**Given problem 1**
Reproduce the passage from the CURT package documentation starting at "Returns a list" and ending at "train_data <- read.csv(train_data_path)".
**Given problem 2**
Translate this sentence from the CURT package documentation into Spanish: "This R package implements the censoring unbiased random forest algorithm developed in Steingrimsson et al. (2019) using both a Buckley-James loss function and a doubly robust loss function."
**Given problem 3**
According to the CURT package documentation, what does the mtry argument specify?

This R package implements the censoring unbiased random forest algorithm developed in Steingrimsson et al. (2019) using both a Buckley-James loss function and a doubly robust loss function. The outputs are survival probabilities on a test set and variable importance measures were higher values imply that the variable is more important.
Reference: Steingrimsson, J. A., Diao, L., & Strawderman, R. L. (2019). Censoring unbiased regression trees and ensembles. Journal of the American Statistical Association, 114(525), 370-383.
Install CURT directly from GitHub using:
# If devtools is not already installed
if(!require(devtools)) install.packages("devtools")
devtools::install_github("aambekar-brown/CURT")# Load the CURT package
library(CURT)
# Access the function documentation
?CURT::curt
# Example function call
curt(
formula,
train_data,
test_data,
n.tree = 1000,
tau1 = NULL,
type = "drl",
mtry = NULL
)
formula an object of class "formula", e.g., Surv(obs, delta) ~ ..
train_data A dataframe containing the training dataset.
test_data A dataframe containing the test dataset for which survival predictions will be made for.
n.tree Number of trees used in the forest
tau1 At what time-point survival predictions should be calculated (e.g, if time is measured in years and tau=1 the algorithm would predict one year survival probabilities).
type The type of loss function to be used in the random forest algorithm. Type = "bjl" uses the Buckley-James loss function and is the default and type= "drl" uses the doubly robust loss function.
mtry Number of variables randomly sampled as candidates at each split.
Returns a list containing survival predictions on the test set and variable importance measures
train_data <- read.csv(system.file("extdata", "train_data.csv", package = "CURT"))
test_data <- read.csv(system.file("extdata", "test_data.csv", package = "CURT"))
# Apply the CURT function
result <- curt(Surv(obs, delta) ~ ., train_data, test_data, n.tree = 500, tau1 = 0.6, type = "drl")# Specify the correct paths to your data files
train_data_path <- "path/to/your/train_data.csv"
test_data_path <- "path/to/your/test_data.csv"
train_data <- read.csv(train_data_path)
test_data <- read.csv(test_data_path)
# Apply the CURT function
result <- curt(Surv(obs, delta) ~ ., train_data, test_data)

**Given material**
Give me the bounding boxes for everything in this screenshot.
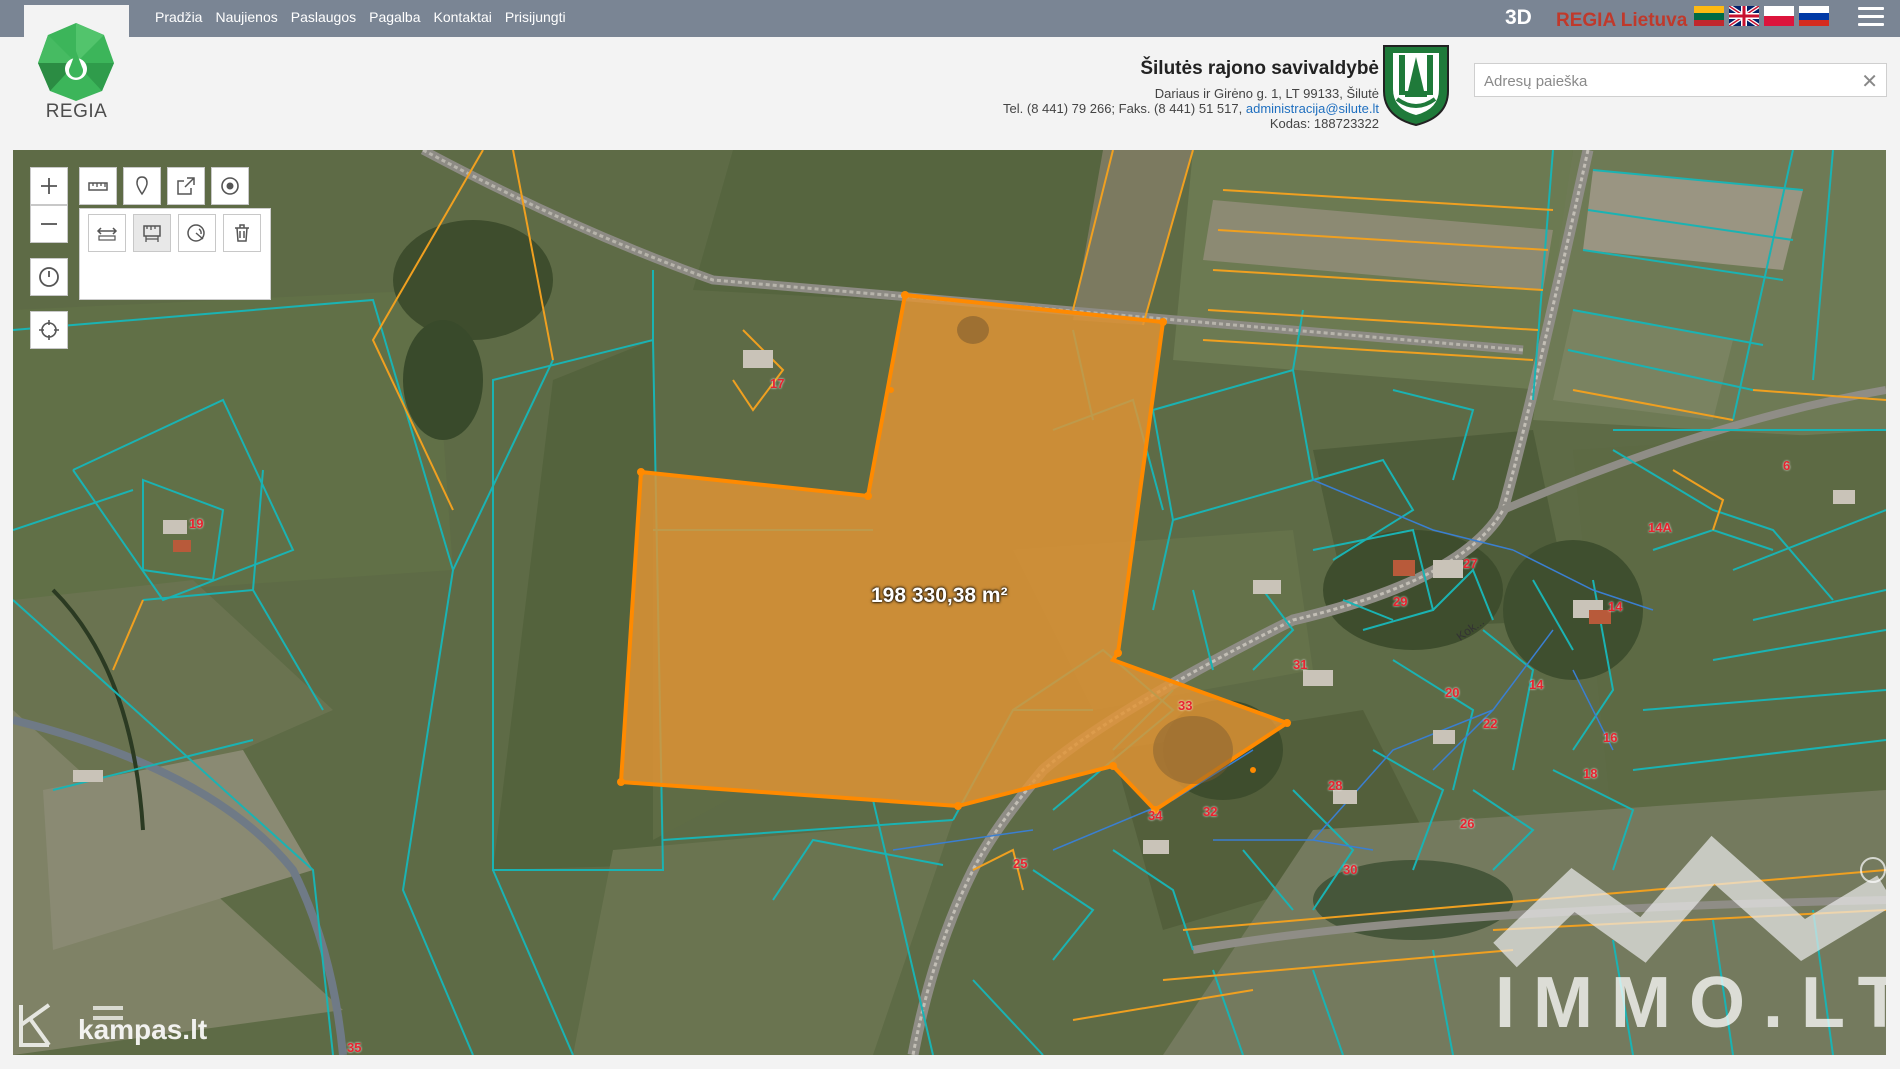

**Expected answer 1**
Returns a list containing survival predictions on the test set and variable importance measures
train_data <- read.csv(system.file("extdata", "train_data.csv", package = "CURT"))
test_data <- read.csv(system.file("extdata", "test_data.csv", package = "CURT"))
# Apply the CURT function
result <- curt(Surv(obs, delta) ~ ., train_data, test_data, n.tree = 500, tau1 = 0.6, type = "drl")# Specify the correct paths to your data files
train_data_path <- "path/to/your/train_data.csv"
test_data_path <- "path/to/your/test_data.csv"
train_data <- read.csv(train_data_path)

**Expected answer 2**
Este paquete de R implementa el algoritmo de bosque aleatorio insesgado respecto a la censura desarrollado en Steingrimsson et al. (2019), utilizando tanto una función de pérdida de Buckley-James como una función de pérdida doblemente robusta.

**Expected answer 3**
The number of variables randomly sampled as candidates at each split.